> _WORK TO COMPLETE_:
From the listing below, pick out each line with the word "name".

┌────────

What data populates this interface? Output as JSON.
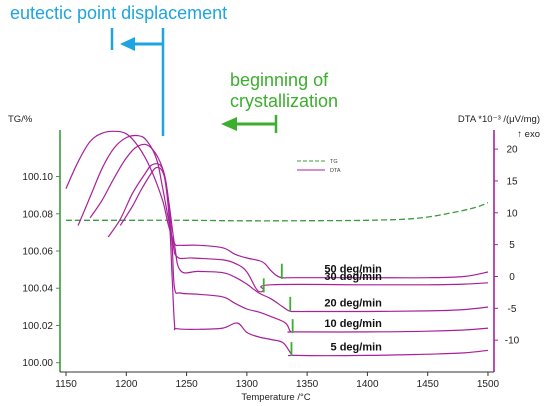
{
  "colors": {
    "dta": "#a8219a",
    "tg": "#3c9a3c",
    "axis_left": "#3c9a3c",
    "axis_right": "#a8219a",
    "annotation_blue": "#1ea4e0",
    "annotation_green": "#3cae2e"
  },
  "chart_data": {
    "type": "line",
    "xlabel": "Temperature /°C",
    "ylabel_left": "TG/%",
    "ylabel_right": "DTA *10⁻³ /(μV/mg)",
    "ylabel_right_note": "↑ exo",
    "xlim": [
      1145,
      1505
    ],
    "ylim_left": [
      99.995,
      100.125
    ],
    "ylim_right": [
      -15,
      23
    ],
    "x_ticks": [
      1150,
      1200,
      1250,
      1300,
      1350,
      1400,
      1450,
      1500
    ],
    "left_ticks": [
      "100.00",
      "100.02",
      "100.04",
      "100.06",
      "100.08",
      "100.10"
    ],
    "left_tick_values": [
      100.0,
      100.02,
      100.04,
      100.06,
      100.08,
      100.1
    ],
    "right_ticks": [
      "20",
      "15",
      "10",
      "5",
      "0",
      "-5",
      "-10"
    ],
    "right_tick_values": [
      20,
      15,
      10,
      5,
      0,
      -5,
      -10
    ],
    "legend": [
      "TG",
      "DTA"
    ],
    "tg_series": {
      "name": "TG",
      "x": [
        1150,
        1200,
        1250,
        1300,
        1350,
        1400,
        1440,
        1470,
        1490,
        1500
      ],
      "y": [
        100.0765,
        100.0765,
        100.0765,
        100.0762,
        100.0763,
        100.0765,
        100.0775,
        100.0805,
        100.0835,
        100.086
      ]
    },
    "dta_series": [
      {
        "name": "50 deg/min",
        "x": [
          1150,
          1160,
          1170,
          1180,
          1189,
          1200,
          1210,
          1220,
          1230,
          1235,
          1240,
          1245,
          1260,
          1280,
          1290,
          1300,
          1310,
          1315,
          1320,
          1325,
          1330,
          1340,
          1400,
          1450,
          1480,
          1500
        ],
        "y": [
          13.8,
          18,
          21.2,
          22.5,
          22.8,
          22.4,
          20.4,
          17,
          12,
          8,
          5.2,
          4.9,
          4.9,
          4.5,
          3.5,
          2.9,
          2.5,
          2.0,
          0.9,
          0.1,
          -0.2,
          -0.2,
          -0.2,
          -0.2,
          0,
          0.7
        ]
      },
      {
        "name": "30 deg/min",
        "x": [
          1160,
          1170,
          1180,
          1190,
          1200,
          1210,
          1217,
          1225,
          1230,
          1238,
          1242,
          1255,
          1280,
          1292,
          1300,
          1308,
          1312,
          1314,
          1320,
          1400,
          1450,
          1480,
          1500
        ],
        "y": [
          8,
          12.5,
          17,
          20.2,
          21.8,
          22.1,
          21.3,
          18.5,
          14,
          6,
          3.1,
          2.9,
          2.6,
          1.9,
          0.7,
          -2.0,
          -2.4,
          -2.1,
          -1.3,
          -1.3,
          -1.3,
          -1.2,
          -1
        ]
      },
      {
        "name": "20 deg/min",
        "x": [
          1170,
          1180,
          1190,
          1200,
          1210,
          1220,
          1230,
          1235,
          1240,
          1245,
          1260,
          1280,
          1290,
          1300,
          1310,
          1320,
          1330,
          1335,
          1340,
          1360,
          1400,
          1450,
          1480,
          1500
        ],
        "y": [
          9.2,
          12,
          15.5,
          18.6,
          20.5,
          20.3,
          17,
          12,
          5,
          0.9,
          0.8,
          0.6,
          -0.1,
          -1.2,
          -2.6,
          -3.5,
          -4.8,
          -5.4,
          -5.5,
          -5.5,
          -5.5,
          -5.4,
          -5.2,
          -4.8
        ]
      },
      {
        "name": "10 deg/min",
        "x": [
          1185,
          1195,
          1205,
          1215,
          1222,
          1230,
          1235,
          1238,
          1240,
          1245,
          1260,
          1280,
          1290,
          1300,
          1310,
          1320,
          1332,
          1336,
          1340,
          1400,
          1450,
          1480,
          1500
        ],
        "y": [
          6.2,
          9,
          13,
          16,
          17.6,
          16.9,
          12,
          5,
          -1.8,
          -2.6,
          -2.8,
          -3.2,
          -4.2,
          -5.1,
          -5.6,
          -6.3,
          -7.3,
          -8.6,
          -8.7,
          -8.7,
          -8.6,
          -8.4,
          -8.1
        ]
      },
      {
        "name": "5 deg/min",
        "x": [
          1195,
          1205,
          1212,
          1220,
          1225,
          1230,
          1233,
          1236,
          1238,
          1240,
          1242,
          1260,
          1280,
          1292,
          1300,
          1310,
          1320,
          1330,
          1337,
          1340,
          1400,
          1450,
          1480,
          1500
        ],
        "y": [
          8,
          11,
          13.5,
          16,
          17.1,
          16.5,
          14,
          8,
          0,
          -7.5,
          -8.2,
          -8.3,
          -8.1,
          -7.3,
          -8.8,
          -9.5,
          -9.9,
          -10.4,
          -12.2,
          -12.4,
          -12.4,
          -12.2,
          -12,
          -11.6
        ]
      }
    ],
    "markers": [
      {
        "x": 1329,
        "y0": -0.4,
        "y1": 2.0
      },
      {
        "x": 1314,
        "y0": -2.5,
        "y1": -0.3
      },
      {
        "x": 1336,
        "y0": -5.5,
        "y1": -3.2
      },
      {
        "x": 1338,
        "y0": -8.9,
        "y1": -6.7
      },
      {
        "x": 1337,
        "y0": -12.5,
        "y1": -10.3
      }
    ],
    "annotations": [
      {
        "text": "eutectic point displacement",
        "color": "blue"
      },
      {
        "text": "beginning of",
        "color": "green"
      },
      {
        "text": "crystallization",
        "color": "green"
      }
    ]
  }
}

└────────

> _EXERCISE RESPONSE_:
      "name": "TG",
        "name": "50 deg/min",
        "name": "30 deg/min",
        "name": "20 deg/min",
        "name": "10 deg/min",
        "name": "5 deg/min",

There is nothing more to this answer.